--- What this task involves ---
Without altering anything, repeat each of the records.

=======

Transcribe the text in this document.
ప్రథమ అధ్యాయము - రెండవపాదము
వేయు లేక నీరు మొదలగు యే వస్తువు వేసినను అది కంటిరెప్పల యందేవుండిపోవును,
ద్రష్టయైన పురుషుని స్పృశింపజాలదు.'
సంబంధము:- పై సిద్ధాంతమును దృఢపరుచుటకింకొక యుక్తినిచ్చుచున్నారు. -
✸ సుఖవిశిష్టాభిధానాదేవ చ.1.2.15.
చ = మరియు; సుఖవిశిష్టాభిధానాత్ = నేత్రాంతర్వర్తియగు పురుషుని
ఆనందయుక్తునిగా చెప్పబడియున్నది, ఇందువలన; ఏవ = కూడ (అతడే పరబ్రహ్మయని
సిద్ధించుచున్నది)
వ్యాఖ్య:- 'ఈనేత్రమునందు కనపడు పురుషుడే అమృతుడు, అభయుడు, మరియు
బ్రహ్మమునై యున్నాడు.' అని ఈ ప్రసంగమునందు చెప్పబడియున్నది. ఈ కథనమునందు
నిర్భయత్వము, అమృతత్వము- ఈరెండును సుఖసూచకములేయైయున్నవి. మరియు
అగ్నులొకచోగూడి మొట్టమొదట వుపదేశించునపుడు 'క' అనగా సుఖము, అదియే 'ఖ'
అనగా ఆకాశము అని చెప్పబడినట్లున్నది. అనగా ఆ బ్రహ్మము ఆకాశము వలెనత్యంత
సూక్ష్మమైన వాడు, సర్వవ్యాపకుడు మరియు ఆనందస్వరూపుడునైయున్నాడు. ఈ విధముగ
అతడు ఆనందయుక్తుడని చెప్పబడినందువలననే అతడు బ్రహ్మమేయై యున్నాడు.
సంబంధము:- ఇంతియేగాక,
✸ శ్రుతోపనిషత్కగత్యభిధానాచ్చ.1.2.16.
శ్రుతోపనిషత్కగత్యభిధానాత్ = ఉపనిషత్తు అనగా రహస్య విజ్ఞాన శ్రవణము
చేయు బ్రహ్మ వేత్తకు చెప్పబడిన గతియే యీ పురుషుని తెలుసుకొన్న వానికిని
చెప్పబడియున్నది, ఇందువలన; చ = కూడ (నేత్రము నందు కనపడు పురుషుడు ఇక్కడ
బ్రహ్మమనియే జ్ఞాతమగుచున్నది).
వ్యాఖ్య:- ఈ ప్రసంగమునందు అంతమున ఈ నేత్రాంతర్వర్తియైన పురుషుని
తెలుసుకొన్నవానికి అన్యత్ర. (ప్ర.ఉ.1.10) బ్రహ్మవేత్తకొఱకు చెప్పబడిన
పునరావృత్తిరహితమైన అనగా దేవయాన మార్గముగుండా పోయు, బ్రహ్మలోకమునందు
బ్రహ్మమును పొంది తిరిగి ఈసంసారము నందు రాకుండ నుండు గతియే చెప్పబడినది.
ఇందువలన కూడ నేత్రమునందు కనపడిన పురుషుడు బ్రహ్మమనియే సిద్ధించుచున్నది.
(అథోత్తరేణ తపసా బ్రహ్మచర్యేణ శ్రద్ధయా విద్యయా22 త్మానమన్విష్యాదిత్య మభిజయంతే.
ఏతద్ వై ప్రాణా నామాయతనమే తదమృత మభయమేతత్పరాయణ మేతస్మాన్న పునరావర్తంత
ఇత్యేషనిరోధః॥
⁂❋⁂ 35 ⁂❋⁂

=======

--- Final answer ---
Transcribe the text in this document.
ప్రథమ అధ్యాయము - రెండవపాదము
వేయు లేక నీరు మొదలగు యే వస్తువు వేసినను అది కంటిరెప్పల యందేవుండిపోవును,
ద్రష్టయైన పురుషుని స్పృశింపజాలదు.'
సంబంధము:- పై సిద్ధాంతమును దృఢపరుచుటకింకొక యుక్తినిచ్చుచున్నారు. -
✸ సుఖవిశిష్టాభిధానాదేవ చ.1.2.15.
చ = మరియు; సుఖవిశిష్టాభిధానాత్ = నేత్రాంతర్వర్తియగు పురుషుని
ఆనందయుక్తునిగా చెప్పబడియున్నది, ఇందువలన; ఏవ = కూడ (అతడే పరబ్రహ్మయని
సిద్ధించుచున్నది)
వ్యాఖ్య:- 'ఈనేత్రమునందు కనపడు పురుషుడే అమృతుడు, అభయుడు, మరియు
బ్రహ్మమునై యున్నాడు.' అని ఈ ప్రసంగమునందు చెప్పబడియున్నది. ఈ కథనమునందు
నిర్భయత్వము, అమృతత్వము- ఈరెండును సుఖసూచకములేయైయున్నవి. మరియు
అగ్నులొకచోగూడి మొట్టమొదట వుపదేశించునపుడు 'క' అనగా సుఖము, అదియే 'ఖ'
అనగా ఆకాశము అని చెప్పబడినట్లున్నది. అనగా ఆ బ్రహ్మము ఆకాశము వలెనత్యంత
సూక్ష్మమైన వాడు, సర్వవ్యాపకుడు మరియు ఆనందస్వరూపుడునైయున్నాడు. ఈ విధముగ
అతడు ఆనందయుక్తుడని చెప్పబడినందువలననే అతడు బ్రహ్మమేయై యున్నాడు.
సంబంధము:- ఇంతియేగాక,
✸ శ్రుతోపనిషత్కగత్యభిధానాచ్చ.1.2.16.
శ్రుతోపనిషత్కగత్యభిధానాత్ = ఉపనిషత్తు అనగా రహస్య విజ్ఞాన శ్రవణము
చేయు బ్రహ్మ వేత్తకు చెప్పబడిన గతియే యీ పురుషుని తెలుసుకొన్న వానికిని
చెప్పబడియున్నది, ఇందువలన; చ = కూడ (నేత్రము నందు కనపడు పురుషుడు ఇక్కడ
బ్రహ్మమనియే జ్ఞాతమగుచున్నది).
వ్యాఖ్య:- ఈ ప్రసంగమునందు అంతమున ఈ నేత్రాంతర్వర్తియైన పురుషుని
తెలుసుకొన్నవానికి అన్యత్ర. (ప్ర.ఉ.1.10) బ్రహ్మవేత్తకొఱకు చెప్పబడిన
పునరావృత్తిరహితమైన అనగా దేవయాన మార్గముగుండా పోయు, బ్రహ్మలోకమునందు
బ్రహ్మమును పొంది తిరిగి ఈసంసారము నందు రాకుండ నుండు గతియే చెప్పబడినది.
ఇందువలన కూడ నేత్రమునందు కనపడిన పురుషుడు బ్రహ్మమనియే సిద్ధించుచున్నది.
(అథోత్తరేణ తపసా బ్రహ్మచర్యేణ శ్రద్ధయా విద్యయా22 త్మానమన్విష్యాదిత్య మభిజయంతే.
ఏతద్ వై ప్రాణా నామాయతనమే తదమృత మభయమేతత్పరాయణ మేతస్మాన్న పునరావర్తంత
ఇత్యేషనిరోధః॥
⁂❋⁂ 35 ⁂❋⁂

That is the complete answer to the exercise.